- TASK STATEMENT
Without altering anything, repeat each of the records.

┌─ AVAILABLE RECORDS

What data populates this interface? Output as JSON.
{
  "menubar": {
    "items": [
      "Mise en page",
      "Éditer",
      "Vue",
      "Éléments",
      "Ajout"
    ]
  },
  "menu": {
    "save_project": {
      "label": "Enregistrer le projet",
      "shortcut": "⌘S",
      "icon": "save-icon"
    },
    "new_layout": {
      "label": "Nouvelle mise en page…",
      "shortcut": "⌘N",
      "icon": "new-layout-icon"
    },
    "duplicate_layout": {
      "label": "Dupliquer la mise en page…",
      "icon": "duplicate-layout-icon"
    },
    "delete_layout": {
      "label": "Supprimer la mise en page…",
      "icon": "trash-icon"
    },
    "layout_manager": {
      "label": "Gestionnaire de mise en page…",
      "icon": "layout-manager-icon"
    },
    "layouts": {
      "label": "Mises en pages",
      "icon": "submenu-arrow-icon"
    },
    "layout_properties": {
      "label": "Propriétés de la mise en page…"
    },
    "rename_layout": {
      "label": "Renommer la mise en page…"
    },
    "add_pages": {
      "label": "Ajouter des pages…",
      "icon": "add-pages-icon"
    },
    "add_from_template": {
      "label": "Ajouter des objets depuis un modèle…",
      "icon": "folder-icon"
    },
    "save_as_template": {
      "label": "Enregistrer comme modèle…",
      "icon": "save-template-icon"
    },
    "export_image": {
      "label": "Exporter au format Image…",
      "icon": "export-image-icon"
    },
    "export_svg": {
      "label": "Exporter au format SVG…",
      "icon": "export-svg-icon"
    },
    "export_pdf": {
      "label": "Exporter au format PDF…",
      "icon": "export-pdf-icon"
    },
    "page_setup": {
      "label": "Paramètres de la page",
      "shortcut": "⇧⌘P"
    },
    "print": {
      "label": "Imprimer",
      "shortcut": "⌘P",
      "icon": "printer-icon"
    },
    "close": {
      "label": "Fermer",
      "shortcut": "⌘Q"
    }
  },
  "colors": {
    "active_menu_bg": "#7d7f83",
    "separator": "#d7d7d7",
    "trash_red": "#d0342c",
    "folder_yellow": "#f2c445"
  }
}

└─

- SOLUTION TO THE EXERCISE
What data populates this interface? Output as JSON.
{
  "menubar": {
    "items": [
      "Mise en page",
      "Éditer",
      "Vue",
      "Éléments",
      "Ajout"
    ]
  },
  "menu": {
    "save_project": {
      "label": "Enregistrer le projet",
      "shortcut": "⌘S",
      "icon": "save-icon"
    },
    "new_layout": {
      "label": "Nouvelle mise en page…",
      "shortcut": "⌘N",
      "icon": "new-layout-icon"
    },
    "duplicate_layout": {
      "label": "Dupliquer la mise en page…",
      "icon": "duplicate-layout-icon"
    },
    "delete_layout": {
      "label": "Supprimer la mise en page…",
      "icon": "trash-icon"
    },
    "layout_manager": {
      "label": "Gestionnaire de mise en page…",
      "icon": "layout-manager-icon"
    },
    "layouts": {
      "label": "Mises en pages",
      "icon": "submenu-arrow-icon"
    },
    "layout_properties": {
      "label": "Propriétés de la mise en page…"
    },
    "rename_layout": {
      "label": "Renommer la mise en page…"
    },
    "add_pages": {
      "label": "Ajouter des pages…",
      "icon": "add-pages-icon"
    },
    "add_from_template": {
      "label": "Ajouter des objets depuis un modèle…",
      "icon": "folder-icon"
    },
    "save_as_template": {
      "label": "Enregistrer comme modèle…",
      "icon": "save-template-icon"
    },
    "export_image": {
      "label": "Exporter au format Image…",
      "icon": "export-image-icon"
    },
    "export_svg": {
      "label": "Exporter au format SVG…",
      "icon": "export-svg-icon"
    },
    "export_pdf": {
      "label": "Exporter au format PDF…",
      "icon": "export-pdf-icon"
    },
    "page_setup": {
      "label": "Paramètres de la page",
      "shortcut": "⇧⌘P"
    },
    "print": {
      "label": "Imprimer",
      "shortcut": "⌘P",
      "icon": "printer-icon"
    },
    "close": {
      "label": "Fermer",
      "shortcut": "⌘Q"
    }
  },
  "colors": {
    "active_menu_bg": "#7d7f83",
    "separator": "#d7d7d7",
    "trash_red": "#d0342c",
    "folder_yellow": "#f2c445"
  }
}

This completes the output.